» **WHAT YOU HAVE TO DO**
List every line below containing "color".

• • • • •

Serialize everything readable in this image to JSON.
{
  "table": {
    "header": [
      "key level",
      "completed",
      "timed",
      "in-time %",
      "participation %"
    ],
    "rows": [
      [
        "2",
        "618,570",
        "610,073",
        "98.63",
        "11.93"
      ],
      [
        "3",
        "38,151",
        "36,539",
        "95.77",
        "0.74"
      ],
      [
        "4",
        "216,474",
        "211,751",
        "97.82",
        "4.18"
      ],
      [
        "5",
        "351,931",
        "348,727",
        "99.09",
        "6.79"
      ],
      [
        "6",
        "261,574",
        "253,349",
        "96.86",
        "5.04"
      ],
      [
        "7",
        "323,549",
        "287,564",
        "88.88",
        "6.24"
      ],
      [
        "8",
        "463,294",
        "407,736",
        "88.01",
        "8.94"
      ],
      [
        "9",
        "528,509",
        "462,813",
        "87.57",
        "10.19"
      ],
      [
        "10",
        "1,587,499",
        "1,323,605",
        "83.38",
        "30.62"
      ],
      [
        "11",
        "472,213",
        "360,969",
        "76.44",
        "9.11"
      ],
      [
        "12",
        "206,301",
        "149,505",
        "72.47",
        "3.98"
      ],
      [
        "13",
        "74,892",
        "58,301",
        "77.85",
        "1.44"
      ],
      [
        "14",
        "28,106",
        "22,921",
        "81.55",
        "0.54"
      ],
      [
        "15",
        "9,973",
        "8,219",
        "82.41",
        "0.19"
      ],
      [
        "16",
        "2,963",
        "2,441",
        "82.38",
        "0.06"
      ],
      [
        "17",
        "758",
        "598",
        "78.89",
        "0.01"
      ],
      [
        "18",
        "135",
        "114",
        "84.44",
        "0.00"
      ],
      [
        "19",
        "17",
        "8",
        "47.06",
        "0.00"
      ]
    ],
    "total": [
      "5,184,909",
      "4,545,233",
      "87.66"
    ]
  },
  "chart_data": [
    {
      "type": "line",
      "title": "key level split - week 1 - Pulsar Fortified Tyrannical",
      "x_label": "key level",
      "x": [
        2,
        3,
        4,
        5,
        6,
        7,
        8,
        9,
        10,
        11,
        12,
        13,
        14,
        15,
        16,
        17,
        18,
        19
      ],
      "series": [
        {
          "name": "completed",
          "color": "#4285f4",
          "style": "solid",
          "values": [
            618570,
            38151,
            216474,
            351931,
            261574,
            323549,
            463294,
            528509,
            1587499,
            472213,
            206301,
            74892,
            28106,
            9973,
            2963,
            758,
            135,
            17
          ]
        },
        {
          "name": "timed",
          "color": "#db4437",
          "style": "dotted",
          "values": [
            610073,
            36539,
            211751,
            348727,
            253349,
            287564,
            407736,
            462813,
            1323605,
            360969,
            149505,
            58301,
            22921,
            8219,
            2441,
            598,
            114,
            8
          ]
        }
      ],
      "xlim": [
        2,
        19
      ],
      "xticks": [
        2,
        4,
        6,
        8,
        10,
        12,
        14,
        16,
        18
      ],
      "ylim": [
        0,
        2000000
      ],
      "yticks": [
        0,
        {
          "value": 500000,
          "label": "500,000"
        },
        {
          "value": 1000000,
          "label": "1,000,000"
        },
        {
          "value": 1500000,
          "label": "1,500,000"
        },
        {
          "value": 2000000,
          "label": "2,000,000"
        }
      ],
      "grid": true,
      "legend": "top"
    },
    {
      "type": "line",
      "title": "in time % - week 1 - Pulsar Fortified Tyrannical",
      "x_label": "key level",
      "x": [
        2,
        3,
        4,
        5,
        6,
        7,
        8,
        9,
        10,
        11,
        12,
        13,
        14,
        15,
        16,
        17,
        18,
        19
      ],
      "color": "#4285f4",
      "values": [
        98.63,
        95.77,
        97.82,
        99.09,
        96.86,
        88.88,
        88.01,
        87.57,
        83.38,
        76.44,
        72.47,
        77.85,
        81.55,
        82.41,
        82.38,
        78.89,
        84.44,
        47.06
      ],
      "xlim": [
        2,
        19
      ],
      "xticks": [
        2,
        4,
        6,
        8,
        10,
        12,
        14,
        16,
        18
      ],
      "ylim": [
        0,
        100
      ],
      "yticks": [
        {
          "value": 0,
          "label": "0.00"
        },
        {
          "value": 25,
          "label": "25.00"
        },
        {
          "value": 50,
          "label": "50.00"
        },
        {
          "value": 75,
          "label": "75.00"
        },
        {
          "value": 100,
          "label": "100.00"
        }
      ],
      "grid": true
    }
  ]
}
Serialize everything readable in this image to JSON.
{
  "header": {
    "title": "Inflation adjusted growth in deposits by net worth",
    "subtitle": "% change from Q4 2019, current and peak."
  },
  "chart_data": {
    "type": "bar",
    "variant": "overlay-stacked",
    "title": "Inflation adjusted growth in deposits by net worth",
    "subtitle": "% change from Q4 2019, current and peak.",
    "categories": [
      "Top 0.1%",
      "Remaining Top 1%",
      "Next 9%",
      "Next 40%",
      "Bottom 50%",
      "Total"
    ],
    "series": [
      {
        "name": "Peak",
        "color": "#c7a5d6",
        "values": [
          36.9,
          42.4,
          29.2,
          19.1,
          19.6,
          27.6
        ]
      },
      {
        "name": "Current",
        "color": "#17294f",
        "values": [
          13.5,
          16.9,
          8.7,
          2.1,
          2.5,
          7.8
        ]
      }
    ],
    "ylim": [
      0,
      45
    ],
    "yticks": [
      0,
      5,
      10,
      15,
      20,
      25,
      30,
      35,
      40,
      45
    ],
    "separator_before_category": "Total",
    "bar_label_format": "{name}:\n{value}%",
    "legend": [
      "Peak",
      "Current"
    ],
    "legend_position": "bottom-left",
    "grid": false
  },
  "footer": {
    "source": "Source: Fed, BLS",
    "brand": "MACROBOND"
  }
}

• • • • •

» **SOLUTION TO THE EXERCISE**
          "color": "#4285f4",
          "color": "#db4437",
      "color": "#4285f4",
        "color": "#c7a5d6",
        "color": "#17294f",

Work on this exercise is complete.